= Task to carry out =
Can you write out the whole listing exactly?

= Extracted data =
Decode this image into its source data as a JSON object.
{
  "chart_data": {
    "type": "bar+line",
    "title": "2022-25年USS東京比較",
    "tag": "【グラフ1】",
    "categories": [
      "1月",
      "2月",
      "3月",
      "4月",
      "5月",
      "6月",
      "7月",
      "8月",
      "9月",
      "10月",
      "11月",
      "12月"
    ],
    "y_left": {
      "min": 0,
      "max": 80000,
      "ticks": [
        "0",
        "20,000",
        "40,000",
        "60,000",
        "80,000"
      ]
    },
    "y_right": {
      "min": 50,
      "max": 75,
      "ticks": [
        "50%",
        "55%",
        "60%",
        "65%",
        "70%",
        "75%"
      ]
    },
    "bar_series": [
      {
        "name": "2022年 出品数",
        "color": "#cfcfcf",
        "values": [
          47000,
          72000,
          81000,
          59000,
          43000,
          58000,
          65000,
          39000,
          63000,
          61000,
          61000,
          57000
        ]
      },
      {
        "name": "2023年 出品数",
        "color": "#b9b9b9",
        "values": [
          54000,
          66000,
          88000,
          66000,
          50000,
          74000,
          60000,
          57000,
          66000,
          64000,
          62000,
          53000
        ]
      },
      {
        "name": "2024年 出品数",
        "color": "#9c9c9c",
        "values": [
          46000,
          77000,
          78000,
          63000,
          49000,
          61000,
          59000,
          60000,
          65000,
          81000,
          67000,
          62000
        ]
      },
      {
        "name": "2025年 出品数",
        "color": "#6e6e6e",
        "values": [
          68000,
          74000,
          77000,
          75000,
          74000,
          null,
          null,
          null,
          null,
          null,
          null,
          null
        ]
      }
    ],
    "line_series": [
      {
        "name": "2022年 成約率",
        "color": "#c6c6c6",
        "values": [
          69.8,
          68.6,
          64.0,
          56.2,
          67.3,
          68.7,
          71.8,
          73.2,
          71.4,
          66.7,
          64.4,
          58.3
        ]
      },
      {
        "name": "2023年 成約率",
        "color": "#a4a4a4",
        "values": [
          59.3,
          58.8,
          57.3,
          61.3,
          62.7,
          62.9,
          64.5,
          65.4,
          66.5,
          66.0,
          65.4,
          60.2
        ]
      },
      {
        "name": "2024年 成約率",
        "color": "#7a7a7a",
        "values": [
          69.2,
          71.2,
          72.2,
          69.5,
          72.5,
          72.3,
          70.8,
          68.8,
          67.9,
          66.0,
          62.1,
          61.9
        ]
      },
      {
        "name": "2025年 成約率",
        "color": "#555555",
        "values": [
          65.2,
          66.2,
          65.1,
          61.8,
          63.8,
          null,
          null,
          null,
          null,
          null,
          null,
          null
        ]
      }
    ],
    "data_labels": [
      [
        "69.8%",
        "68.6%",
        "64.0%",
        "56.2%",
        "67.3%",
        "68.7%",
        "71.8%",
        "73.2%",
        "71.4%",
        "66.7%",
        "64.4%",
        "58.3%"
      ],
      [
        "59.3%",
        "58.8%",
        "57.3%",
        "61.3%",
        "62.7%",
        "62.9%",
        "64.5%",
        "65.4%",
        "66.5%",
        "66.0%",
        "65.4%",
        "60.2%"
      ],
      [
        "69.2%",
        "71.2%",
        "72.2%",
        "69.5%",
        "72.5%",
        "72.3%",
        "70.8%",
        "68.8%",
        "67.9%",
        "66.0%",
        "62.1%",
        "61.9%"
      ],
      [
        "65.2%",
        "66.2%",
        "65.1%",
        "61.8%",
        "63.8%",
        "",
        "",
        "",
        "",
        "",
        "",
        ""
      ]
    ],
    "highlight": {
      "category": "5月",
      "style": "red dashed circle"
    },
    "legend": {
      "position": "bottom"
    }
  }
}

= Complete output =
Decode this image into its source data as a JSON object.
{
  "chart_data": {
    "type": "bar+line",
    "title": "2022-25年USS東京比較",
    "tag": "【グラフ1】",
    "categories": [
      "1月",
      "2月",
      "3月",
      "4月",
      "5月",
      "6月",
      "7月",
      "8月",
      "9月",
      "10月",
      "11月",
      "12月"
    ],
    "y_left": {
      "min": 0,
      "max": 80000,
      "ticks": [
        "0",
        "20,000",
        "40,000",
        "60,000",
        "80,000"
      ]
    },
    "y_right": {
      "min": 50,
      "max": 75,
      "ticks": [
        "50%",
        "55%",
        "60%",
        "65%",
        "70%",
        "75%"
      ]
    },
    "bar_series": [
      {
        "name": "2022年 出品数",
        "color": "#cfcfcf",
        "values": [
          47000,
          72000,
          81000,
          59000,
          43000,
          58000,
          65000,
          39000,
          63000,
          61000,
          61000,
          57000
        ]
      },
      {
        "name": "2023年 出品数",
        "color": "#b9b9b9",
        "values": [
          54000,
          66000,
          88000,
          66000,
          50000,
          74000,
          60000,
          57000,
          66000,
          64000,
          62000,
          53000
        ]
      },
      {
        "name": "2024年 出品数",
        "color": "#9c9c9c",
        "values": [
          46000,
          77000,
          78000,
          63000,
          49000,
          61000,
          59000,
          60000,
          65000,
          81000,
          67000,
          62000
        ]
      },
      {
        "name": "2025年 出品数",
        "color": "#6e6e6e",
        "values": [
          68000,
          74000,
          77000,
          75000,
          74000,
          null,
          null,
          null,
          null,
          null,
          null,
          null
        ]
      }
    ],
    "line_series": [
      {
        "name": "2022年 成約率",
        "color": "#c6c6c6",
        "values": [
          69.8,
          68.6,
          64.0,
          56.2,
          67.3,
          68.7,
          71.8,
          73.2,
          71.4,
          66.7,
          64.4,
          58.3
        ]
      },
      {
        "name": "2023年 成約率",
        "color": "#a4a4a4",
        "values": [
          59.3,
          58.8,
          57.3,
          61.3,
          62.7,
          62.9,
          64.5,
          65.4,
          66.5,
          66.0,
          65.4,
          60.2
        ]
      },
      {
        "name": "2024年 成約率",
        "color": "#7a7a7a",
        "values": [
          69.2,
          71.2,
          72.2,
          69.5,
          72.5,
          72.3,
          70.8,
          68.8,
          67.9,
          66.0,
          62.1,
          61.9
        ]
      },
      {
        "name": "2025年 成約率",
        "color": "#555555",
        "values": [
          65.2,
          66.2,
          65.1,
          61.8,
          63.8,
          null,
          null,
          null,
          null,
          null,
          null,
          null
        ]
      }
    ],
    "data_labels": [
      [
        "69.8%",
        "68.6%",
        "64.0%",
        "56.2%",
        "67.3%",
        "68.7%",
        "71.8%",
        "73.2%",
        "71.4%",
        "66.7%",
        "64.4%",
        "58.3%"
      ],
      [
        "59.3%",
        "58.8%",
        "57.3%",
        "61.3%",
        "62.7%",
        "62.9%",
        "64.5%",
        "65.4%",
        "66.5%",
        "66.0%",
        "65.4%",
        "60.2%"
      ],
      [
        "69.2%",
        "71.2%",
        "72.2%",
        "69.5%",
        "72.5%",
        "72.3%",
        "70.8%",
        "68.8%",
        "67.9%",
        "66.0%",
        "62.1%",
        "61.9%"
      ],
      [
        "65.2%",
        "66.2%",
        "65.1%",
        "61.8%",
        "63.8%",
        "",
        "",
        "",
        "",
        "",
        "",
        ""
      ]
    ],
    "highlight": {
      "category": "5月",
      "style": "red dashed circle"
    },
    "legend": {
      "position": "bottom"
    }
  }
}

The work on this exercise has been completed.